§ Exercise goal: Transcribe the records below in full; pictures stay out of the copy.

------ Available data ------

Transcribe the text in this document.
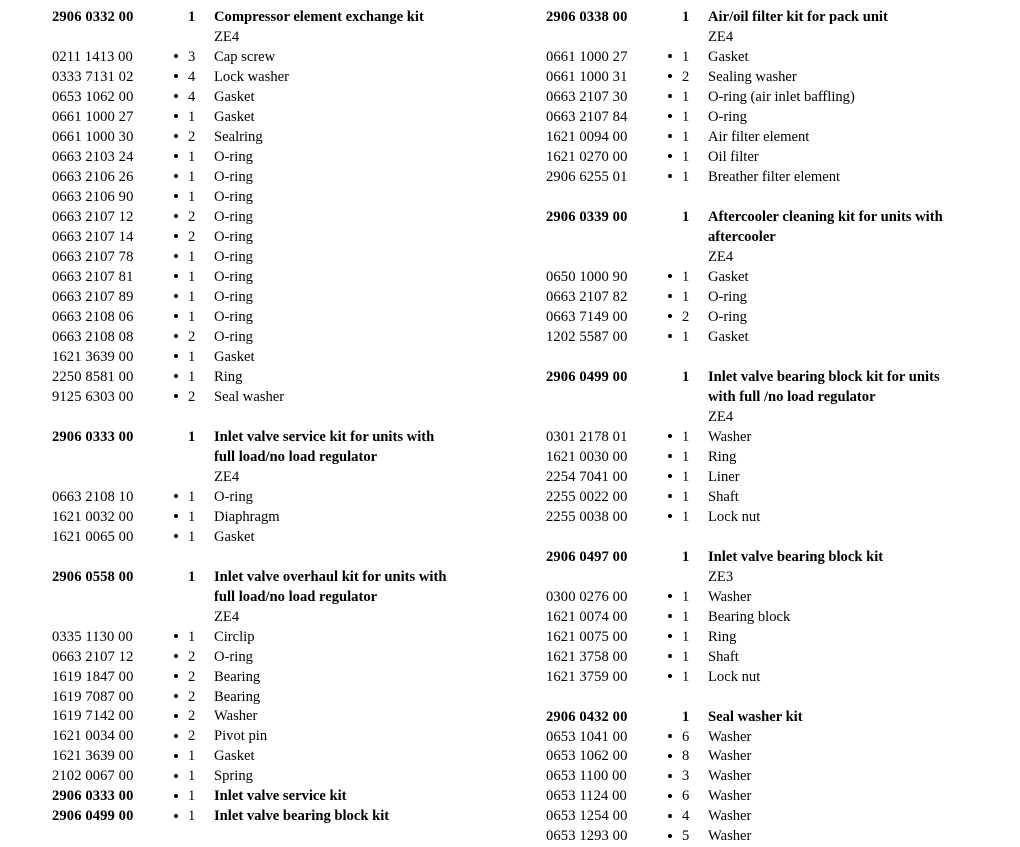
2906 0332 00		1	Compressor element exchange kit
			ZE4
0211 1413 00		3	Cap screw
0333 7131 02		4	Lock washer
0653 1062 00		4	Gasket
0661 1000 27		1	Gasket
0661 1000 30		2	Sealring
0663 2103 24		1	O-ring
0663 2106 26		1	O-ring
0663 2106 90		1	O-ring
0663 2107 12		2	O-ring
0663 2107 14		2	O-ring
0663 2107 78		1	O-ring
0663 2107 81		1	O-ring
0663 2107 89		1	O-ring
0663 2108 06		1	O-ring
0663 2108 08		2	O-ring
1621 3639 00		1	Gasket
2250 8581 00		1	Ring
9125 6303 00		2	Seal washer

2906 0333 00		1	Inlet valve service kit for units with
			full load/no load regulator
			ZE4
0663 2108 10		1	O-ring
1621 0032 00		1	Diaphragm
1621 0065 00		1	Gasket

2906 0558 00		1	Inlet valve overhaul kit for units with
			full load/no load regulator
			ZE4
0335 1130 00		1	Circlip
0663 2107 12		2	O-ring
1619 1847 00		2	Bearing
1619 7087 00		2	Bearing
1619 7142 00		2	Washer
1621 0034 00		2	Pivot pin
1621 3639 00		1	Gasket
2102 0067 00		1	Spring
2906 0333 00		1	Inlet valve service kit
2906 0499 00		1	Inlet valve bearing block kit
2906 0338 00		1	Air/oil filter kit for pack unit
			ZE4
0661 1000 27		1	Gasket
0661 1000 31		2	Sealing washer
0663 2107 30		1	O-ring (air inlet baffling)
0663 2107 84		1	O-ring
1621 0094 00		1	Air filter element
1621 0270 00		1	Oil filter
2906 6255 01		1	Breather filter element

2906 0339 00		1	Aftercooler cleaning kit for units with
			aftercooler
			ZE4
0650 1000 90		1	Gasket
0663 2107 82		1	O-ring
0663 7149 00		2	O-ring
1202 5587 00		1	Gasket

2906 0499 00		1	Inlet valve bearing block kit for units
			with full /no load regulator
			ZE4
0301 2178 01		1	Washer
1621 0030 00		1	Ring
2254 7041 00		1	Liner
2255 0022 00		1	Shaft
2255 0038 00		1	Lock nut

2906 0497 00		1	Inlet valve bearing block kit
			ZE3
0300 0276 00		1	Washer
1621 0074 00		1	Bearing block
1621 0075 00		1	Ring
1621 3758 00		1	Shaft
1621 3759 00		1	Lock nut

2906 0432 00		1	Seal washer kit
0653 1041 00		6	Washer
0653 1062 00		8	Washer
0653 1100 00		3	Washer
0653 1124 00		6	Washer
0653 1254 00		4	Washer
0653 1293 00		5	Washer
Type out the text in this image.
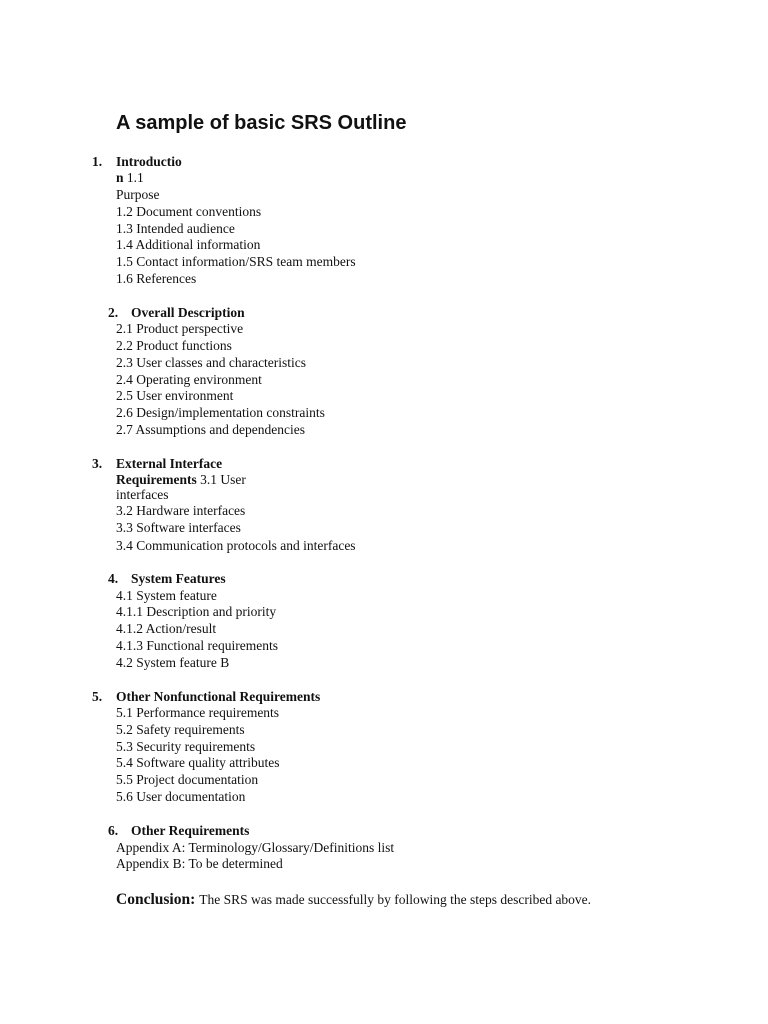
A sample of basic SRS Outline
1. Introductio
n 1.1
Purpose
1.2 Document conventions
1.3 Intended audience
1.4 Additional information
1.5 Contact information/SRS team members
1.6 References
2. Overall Description
2.1 Product perspective
2.2 Product functions
2.3 User classes and characteristics
2.4 Operating environment
2.5 User environment
2.6 Design/implementation constraints
2.7 Assumptions and dependencies
3. External Interface
Requirements 3.1 User
interfaces
3.2 Hardware interfaces
3.3 Software interfaces
3.4 Communication protocols and interfaces
4. System Features
4.1 System feature
4.1.1 Description and priority
4.1.2 Action/result
4.1.3 Functional requirements
4.2 System feature B
5. Other Nonfunctional Requirements
5.1 Performance requirements
5.2 Safety requirements
5.3 Security requirements
5.4 Software quality attributes
5.5 Project documentation
5.6 User documentation
6. Other Requirements
Appendix A: Terminology/Glossary/Definitions list
Appendix B: To be determined
Conclusion: The SRS was made successfully by following the steps described above.
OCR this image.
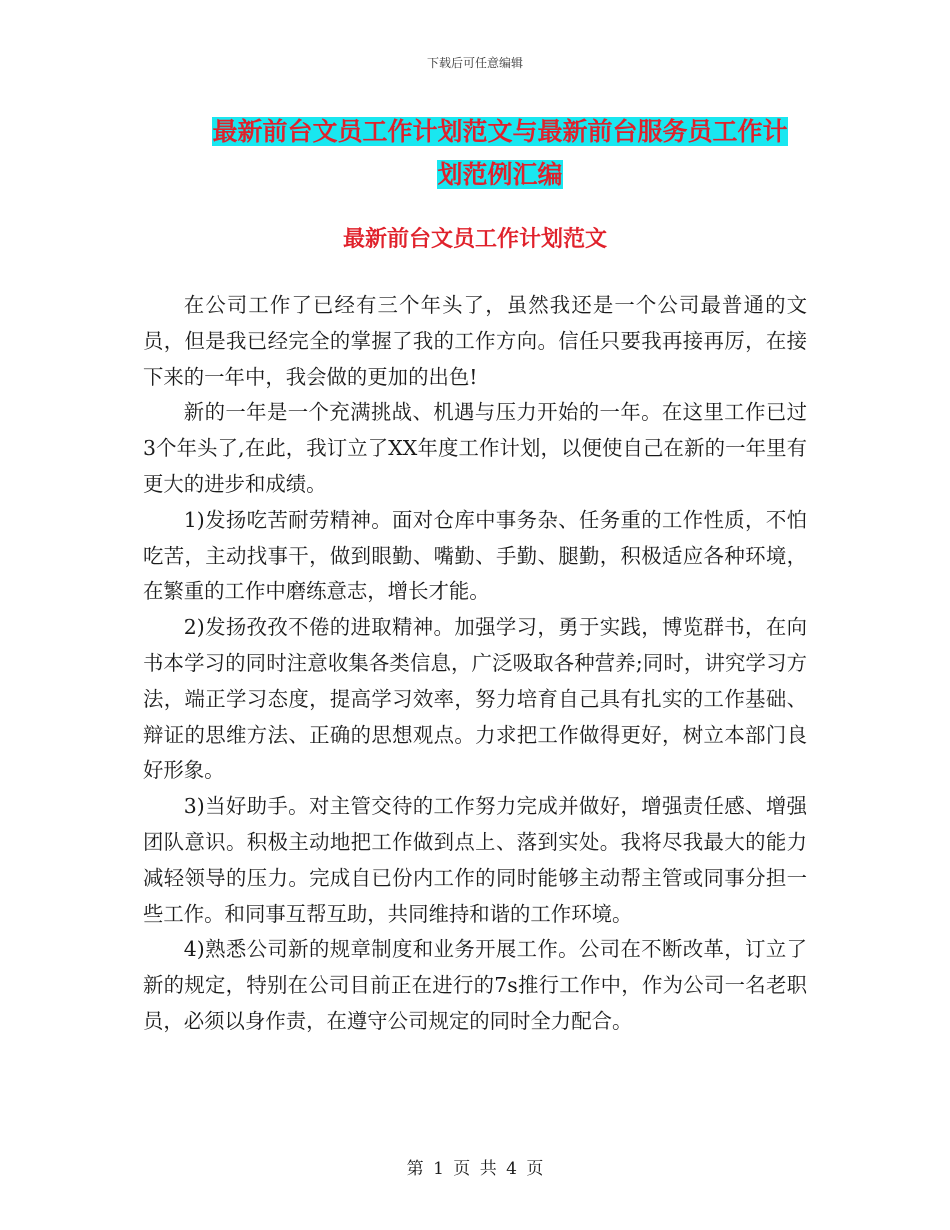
下载后可任意编辑
最新前台文员工作计划范文与最新前台服务员工作计
划范例汇编
最新前台文员工作计划范文

在公司工作了已经有三个年头了，虽然我还是一个公司最普通的文员，但是我已经完全的掌握了我的工作方向。信任只要我再接再厉，在接下来的一年中，我会做的更加的出色!

新的一年是一个充满挑战、机遇与压力开始的一年。在这里工作已过3个年头了,在此，我订立了XX年度工作计划，以便使自己在新的一年里有更大的进步和成绩。

1)发扬吃苦耐劳精神。面对仓库中事务杂、任务重的工作性质，不怕吃苦，主动找事干，做到眼勤、嘴勤、手勤、腿勤，积极适应各种环境，在繁重的工作中磨练意志，增长才能。

2)发扬孜孜不倦的进取精神。加强学习，勇于实践，博览群书，在向书本学习的同时注意收集各类信息，广泛吸取各种营养;同时，讲究学习方法，端正学习态度，提高学习效率，努力培育自己具有扎实的工作基础、辩证的思维方法、正确的思想观点。力求把工作做得更好，树立本部门良好形象。

3)当好助手。对主管交待的工作努力完成并做好，增强责任感、增强团队意识。积极主动地把工作做到点上、落到实处。我将尽我最大的能力减轻领导的压力。完成自已份内工作的同时能够主动帮主管或同事分担一些工作。和同事互帮互助，共同维持和谐的工作环境。

4)熟悉公司新的规章制度和业务开展工作。公司在不断改革，订立了新的规定，特别在公司目前正在进行的7s推行工作中，作为公司一名老职员，必须以身作责，在遵守公司规定的同时全力配合。

第 1 页 共 4 页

------

§ Exercise output:
Transcribe the text in this document.
2906 0332 00		1	Compressor element exchange kit
			ZE4
0211 1413 00		3	Cap screw
0333 7131 02		4	Lock washer
0653 1062 00		4	Gasket
0661 1000 27		1	Gasket
0661 1000 30		2	Sealring
0663 2103 24		1	O-ring
0663 2106 26		1	O-ring
0663 2106 90		1	O-ring
0663 2107 12		2	O-ring
0663 2107 14		2	O-ring
0663 2107 78		1	O-ring
0663 2107 81		1	O-ring
0663 2107 89		1	O-ring
0663 2108 06		1	O-ring
0663 2108 08		2	O-ring
1621 3639 00		1	Gasket
2250 8581 00		1	Ring
9125 6303 00		2	Seal washer

2906 0333 00		1	Inlet valve service kit for units with
			full load/no load regulator
			ZE4
0663 2108 10		1	O-ring
1621 0032 00		1	Diaphragm
1621 0065 00		1	Gasket

2906 0558 00		1	Inlet valve overhaul kit for units with
			full load/no load regulator
			ZE4
0335 1130 00		1	Circlip
0663 2107 12		2	O-ring
1619 1847 00		2	Bearing
1619 7087 00		2	Bearing
1619 7142 00		2	Washer
1621 0034 00		2	Pivot pin
1621 3639 00		1	Gasket
2102 0067 00		1	Spring
2906 0333 00		1	Inlet valve service kit
2906 0499 00		1	Inlet valve bearing block kit
2906 0338 00		1	Air/oil filter kit for pack unit
			ZE4
0661 1000 27		1	Gasket
0661 1000 31		2	Sealing washer
0663 2107 30		1	O-ring (air inlet baffling)
0663 2107 84		1	O-ring
1621 0094 00		1	Air filter element
1621 0270 00		1	Oil filter
2906 6255 01		1	Breather filter element

2906 0339 00		1	Aftercooler cleaning kit for units with
			aftercooler
			ZE4
0650 1000 90		1	Gasket
0663 2107 82		1	O-ring
0663 7149 00		2	O-ring
1202 5587 00		1	Gasket

2906 0499 00		1	Inlet valve bearing block kit for units
			with full /no load regulator
			ZE4
0301 2178 01		1	Washer
1621 0030 00		1	Ring
2254 7041 00		1	Liner
2255 0022 00		1	Shaft
2255 0038 00		1	Lock nut

2906 0497 00		1	Inlet valve bearing block kit
			ZE3
0300 0276 00		1	Washer
1621 0074 00		1	Bearing block
1621 0075 00		1	Ring
1621 3758 00		1	Shaft
1621 3759 00		1	Lock nut

2906 0432 00		1	Seal washer kit
0653 1041 00		6	Washer
0653 1062 00		8	Washer
0653 1100 00		3	Washer
0653 1124 00		6	Washer
0653 1254 00		4	Washer
0653 1293 00		5	Washer
Type out the text in this image.
A sample of basic SRS Outline
1. Introductio
n 1.1
Purpose
1.2 Document conventions
1.3 Intended audience
1.4 Additional information
1.5 Contact information/SRS team members
1.6 References
2. Overall Description
2.1 Product perspective
2.2 Product functions
2.3 User classes and characteristics
2.4 Operating environment
2.5 User environment
2.6 Design/implementation constraints
2.7 Assumptions and dependencies
3. External Interface
Requirements 3.1 User
interfaces
3.2 Hardware interfaces
3.3 Software interfaces
3.4 Communication protocols and interfaces
4. System Features
4.1 System feature
4.1.1 Description and priority
4.1.2 Action/result
4.1.3 Functional requirements
4.2 System feature B
5. Other Nonfunctional Requirements
5.1 Performance requirements
5.2 Safety requirements
5.3 Security requirements
5.4 Software quality attributes
5.5 Project documentation
5.6 User documentation
6. Other Requirements
Appendix A: Terminology/Glossary/Definitions list
Appendix B: To be determined
Conclusion: The SRS was made successfully by following the steps described above.
OCR this image.
下载后可任意编辑
最新前台文员工作计划范文与最新前台服务员工作计
划范例汇编
最新前台文员工作计划范文

在公司工作了已经有三个年头了，虽然我还是一个公司最普通的文员，但是我已经完全的掌握了我的工作方向。信任只要我再接再厉，在接下来的一年中，我会做的更加的出色!

新的一年是一个充满挑战、机遇与压力开始的一年。在这里工作已过3个年头了,在此，我订立了XX年度工作计划，以便使自己在新的一年里有更大的进步和成绩。

1)发扬吃苦耐劳精神。面对仓库中事务杂、任务重的工作性质，不怕吃苦，主动找事干，做到眼勤、嘴勤、手勤、腿勤，积极适应各种环境，在繁重的工作中磨练意志，增长才能。

2)发扬孜孜不倦的进取精神。加强学习，勇于实践，博览群书，在向书本学习的同时注意收集各类信息，广泛吸取各种营养;同时，讲究学习方法，端正学习态度，提高学习效率，努力培育自己具有扎实的工作基础、辩证的思维方法、正确的思想观点。力求把工作做得更好，树立本部门良好形象。

3)当好助手。对主管交待的工作努力完成并做好，增强责任感、增强团队意识。积极主动地把工作做到点上、落到实处。我将尽我最大的能力减轻领导的压力。完成自已份内工作的同时能够主动帮主管或同事分担一些工作。和同事互帮互助，共同维持和谐的工作环境。

4)熟悉公司新的规章制度和业务开展工作。公司在不断改革，订立了新的规定，特别在公司目前正在进行的7s推行工作中，作为公司一名老职员，必须以身作责，在遵守公司规定的同时全力配合。

第 1 页 共 4 页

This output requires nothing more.